→ **DESCRIPTION OF THE TASK**
Write out exactly, with no other output, the lines below from the one that contains "Read all visible content and emit it as JSON." through the end.

Dataset items:
>>
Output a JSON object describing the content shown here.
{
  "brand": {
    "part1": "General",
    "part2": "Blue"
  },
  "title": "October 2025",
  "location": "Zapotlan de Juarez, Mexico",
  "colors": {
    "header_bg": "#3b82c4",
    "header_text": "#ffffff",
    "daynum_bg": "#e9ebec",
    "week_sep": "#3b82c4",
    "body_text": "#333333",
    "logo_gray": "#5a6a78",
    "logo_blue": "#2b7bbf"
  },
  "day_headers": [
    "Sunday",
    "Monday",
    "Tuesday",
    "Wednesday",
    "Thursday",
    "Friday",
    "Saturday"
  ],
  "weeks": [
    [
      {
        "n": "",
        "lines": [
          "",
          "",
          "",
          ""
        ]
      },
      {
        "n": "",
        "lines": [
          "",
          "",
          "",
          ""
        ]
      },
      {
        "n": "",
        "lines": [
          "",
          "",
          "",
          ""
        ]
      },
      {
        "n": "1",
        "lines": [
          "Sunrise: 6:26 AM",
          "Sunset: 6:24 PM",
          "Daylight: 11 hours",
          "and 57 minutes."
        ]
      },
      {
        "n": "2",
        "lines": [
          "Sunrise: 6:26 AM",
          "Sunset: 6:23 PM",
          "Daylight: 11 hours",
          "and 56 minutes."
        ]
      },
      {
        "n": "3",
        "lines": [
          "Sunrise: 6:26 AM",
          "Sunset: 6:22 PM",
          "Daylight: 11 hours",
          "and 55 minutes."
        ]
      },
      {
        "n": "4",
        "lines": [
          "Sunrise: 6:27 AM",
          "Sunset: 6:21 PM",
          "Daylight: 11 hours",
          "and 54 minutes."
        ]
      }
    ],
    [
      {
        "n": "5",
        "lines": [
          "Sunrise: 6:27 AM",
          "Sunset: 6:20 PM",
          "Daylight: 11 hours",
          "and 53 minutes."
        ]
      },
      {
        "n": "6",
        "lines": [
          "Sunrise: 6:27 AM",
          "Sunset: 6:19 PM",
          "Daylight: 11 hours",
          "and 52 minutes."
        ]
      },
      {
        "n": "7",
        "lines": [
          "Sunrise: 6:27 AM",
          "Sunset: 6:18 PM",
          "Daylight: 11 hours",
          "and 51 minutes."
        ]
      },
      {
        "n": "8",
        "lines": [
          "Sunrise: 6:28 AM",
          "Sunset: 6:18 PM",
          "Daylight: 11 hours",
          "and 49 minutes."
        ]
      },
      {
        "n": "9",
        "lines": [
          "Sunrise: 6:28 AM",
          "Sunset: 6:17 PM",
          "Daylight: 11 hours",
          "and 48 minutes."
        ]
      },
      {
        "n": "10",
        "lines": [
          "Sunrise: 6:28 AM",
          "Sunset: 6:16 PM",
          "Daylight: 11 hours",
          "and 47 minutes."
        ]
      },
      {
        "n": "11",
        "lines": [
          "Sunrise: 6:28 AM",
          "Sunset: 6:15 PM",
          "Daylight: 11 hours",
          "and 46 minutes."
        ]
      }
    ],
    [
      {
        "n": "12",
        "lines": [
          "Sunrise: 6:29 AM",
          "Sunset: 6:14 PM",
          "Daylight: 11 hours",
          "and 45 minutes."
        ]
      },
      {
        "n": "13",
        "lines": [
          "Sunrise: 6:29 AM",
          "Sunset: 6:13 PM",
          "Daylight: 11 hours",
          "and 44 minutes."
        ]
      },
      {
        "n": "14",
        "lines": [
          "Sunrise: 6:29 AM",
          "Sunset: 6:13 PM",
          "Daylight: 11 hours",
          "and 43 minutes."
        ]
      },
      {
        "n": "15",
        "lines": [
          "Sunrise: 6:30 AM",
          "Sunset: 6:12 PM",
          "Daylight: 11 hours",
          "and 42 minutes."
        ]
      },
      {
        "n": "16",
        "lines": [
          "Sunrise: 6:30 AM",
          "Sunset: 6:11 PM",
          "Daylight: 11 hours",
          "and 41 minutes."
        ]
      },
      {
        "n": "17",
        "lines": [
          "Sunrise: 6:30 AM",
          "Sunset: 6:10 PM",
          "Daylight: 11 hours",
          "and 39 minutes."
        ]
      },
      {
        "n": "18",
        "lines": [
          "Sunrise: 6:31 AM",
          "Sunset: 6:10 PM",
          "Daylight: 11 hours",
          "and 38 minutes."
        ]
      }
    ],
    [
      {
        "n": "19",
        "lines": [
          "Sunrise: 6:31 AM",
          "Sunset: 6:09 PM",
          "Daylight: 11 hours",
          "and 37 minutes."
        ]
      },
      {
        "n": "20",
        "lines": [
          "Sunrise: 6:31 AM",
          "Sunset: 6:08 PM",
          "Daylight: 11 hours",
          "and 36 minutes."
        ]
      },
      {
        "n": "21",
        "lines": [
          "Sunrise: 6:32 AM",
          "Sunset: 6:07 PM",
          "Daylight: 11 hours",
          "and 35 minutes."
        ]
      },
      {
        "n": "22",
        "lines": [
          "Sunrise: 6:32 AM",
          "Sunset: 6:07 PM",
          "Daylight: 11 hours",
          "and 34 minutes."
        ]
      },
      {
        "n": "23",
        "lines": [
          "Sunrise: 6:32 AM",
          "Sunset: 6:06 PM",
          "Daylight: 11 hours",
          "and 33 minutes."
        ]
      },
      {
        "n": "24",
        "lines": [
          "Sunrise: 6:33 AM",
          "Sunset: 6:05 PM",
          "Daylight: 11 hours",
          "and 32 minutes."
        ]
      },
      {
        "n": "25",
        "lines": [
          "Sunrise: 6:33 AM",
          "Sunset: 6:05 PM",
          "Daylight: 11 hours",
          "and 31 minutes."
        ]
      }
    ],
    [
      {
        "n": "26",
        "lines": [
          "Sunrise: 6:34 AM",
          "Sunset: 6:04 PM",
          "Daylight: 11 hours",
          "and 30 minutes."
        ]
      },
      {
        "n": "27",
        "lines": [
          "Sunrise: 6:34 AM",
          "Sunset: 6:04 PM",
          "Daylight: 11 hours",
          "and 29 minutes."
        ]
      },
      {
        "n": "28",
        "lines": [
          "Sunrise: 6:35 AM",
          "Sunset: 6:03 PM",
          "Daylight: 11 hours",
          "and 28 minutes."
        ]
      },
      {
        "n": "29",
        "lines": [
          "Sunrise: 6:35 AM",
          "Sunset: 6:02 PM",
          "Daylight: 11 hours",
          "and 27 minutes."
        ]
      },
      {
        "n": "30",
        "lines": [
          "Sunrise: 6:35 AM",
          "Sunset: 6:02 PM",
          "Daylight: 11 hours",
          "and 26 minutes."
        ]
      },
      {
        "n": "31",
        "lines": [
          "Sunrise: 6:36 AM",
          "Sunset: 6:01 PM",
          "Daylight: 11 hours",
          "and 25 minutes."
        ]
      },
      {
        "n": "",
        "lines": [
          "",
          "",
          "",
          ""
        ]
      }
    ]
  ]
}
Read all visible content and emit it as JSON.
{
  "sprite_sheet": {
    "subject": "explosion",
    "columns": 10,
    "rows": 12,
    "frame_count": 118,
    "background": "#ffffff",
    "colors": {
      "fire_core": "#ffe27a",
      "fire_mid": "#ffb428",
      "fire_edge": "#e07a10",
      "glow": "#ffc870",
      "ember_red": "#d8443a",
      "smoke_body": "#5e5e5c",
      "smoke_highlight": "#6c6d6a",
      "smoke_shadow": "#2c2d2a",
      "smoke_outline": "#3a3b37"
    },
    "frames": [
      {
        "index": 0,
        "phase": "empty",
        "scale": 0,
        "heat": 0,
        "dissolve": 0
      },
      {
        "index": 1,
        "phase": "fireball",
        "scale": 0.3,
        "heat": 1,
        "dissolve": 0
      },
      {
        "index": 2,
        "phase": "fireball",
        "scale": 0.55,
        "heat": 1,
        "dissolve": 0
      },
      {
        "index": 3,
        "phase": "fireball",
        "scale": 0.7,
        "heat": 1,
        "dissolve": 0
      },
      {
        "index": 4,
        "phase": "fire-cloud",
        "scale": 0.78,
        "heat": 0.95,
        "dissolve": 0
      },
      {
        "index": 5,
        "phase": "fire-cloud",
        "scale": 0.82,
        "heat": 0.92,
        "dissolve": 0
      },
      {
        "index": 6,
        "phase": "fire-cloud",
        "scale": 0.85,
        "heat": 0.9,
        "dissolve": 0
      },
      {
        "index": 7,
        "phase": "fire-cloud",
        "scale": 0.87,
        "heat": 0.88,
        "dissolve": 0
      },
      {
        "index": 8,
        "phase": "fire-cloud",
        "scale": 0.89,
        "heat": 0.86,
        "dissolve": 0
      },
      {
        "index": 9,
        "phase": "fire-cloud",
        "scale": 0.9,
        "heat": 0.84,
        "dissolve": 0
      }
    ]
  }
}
<<
→ **THE OUTPUT**
Read all visible content and emit it as JSON.
{
  "sprite_sheet": {
    "subject": "explosion",
    "columns": 10,
    "rows": 12,
    "frame_count": 118,
    "background": "#ffffff",
    "colors": {
      "fire_core": "#ffe27a",
      "fire_mid": "#ffb428",
      "fire_edge": "#e07a10",
      "glow": "#ffc870",
      "ember_red": "#d8443a",
      "smoke_body": "#5e5e5c",
      "smoke_highlight": "#6c6d6a",
      "smoke_shadow": "#2c2d2a",
      "smoke_outline": "#3a3b37"
    },
    "frames": [
      {
        "index": 0,
        "phase": "empty",
        "scale": 0,
        "heat": 0,
        "dissolve": 0
      },
      {
        "index": 1,
        "phase": "fireball",
        "scale": 0.3,
        "heat": 1,
        "dissolve": 0
      },
      {
        "index": 2,
        "phase": "fireball",
        "scale": 0.55,
        "heat": 1,
        "dissolve": 0
      },
      {
        "index": 3,
        "phase": "fireball",
        "scale": 0.7,
        "heat": 1,
        "dissolve": 0
      },
      {
        "index": 4,
        "phase": "fire-cloud",
        "scale": 0.78,
        "heat": 0.95,
        "dissolve": 0
      },
      {
        "index": 5,
        "phase": "fire-cloud",
        "scale": 0.82,
        "heat": 0.92,
        "dissolve": 0
      },
      {
        "index": 6,
        "phase": "fire-cloud",
        "scale": 0.85,
        "heat": 0.9,
        "dissolve": 0
      },
      {
        "index": 7,
        "phase": "fire-cloud",
        "scale": 0.87,
        "heat": 0.88,
        "dissolve": 0
      },
      {
        "index": 8,
        "phase": "fire-cloud",
        "scale": 0.89,
        "heat": 0.86,
        "dissolve": 0
      },
      {
        "index": 9,
        "phase": "fire-cloud",
        "scale": 0.9,
        "heat": 0.84,
        "dissolve": 0
      }
    ]
  }
}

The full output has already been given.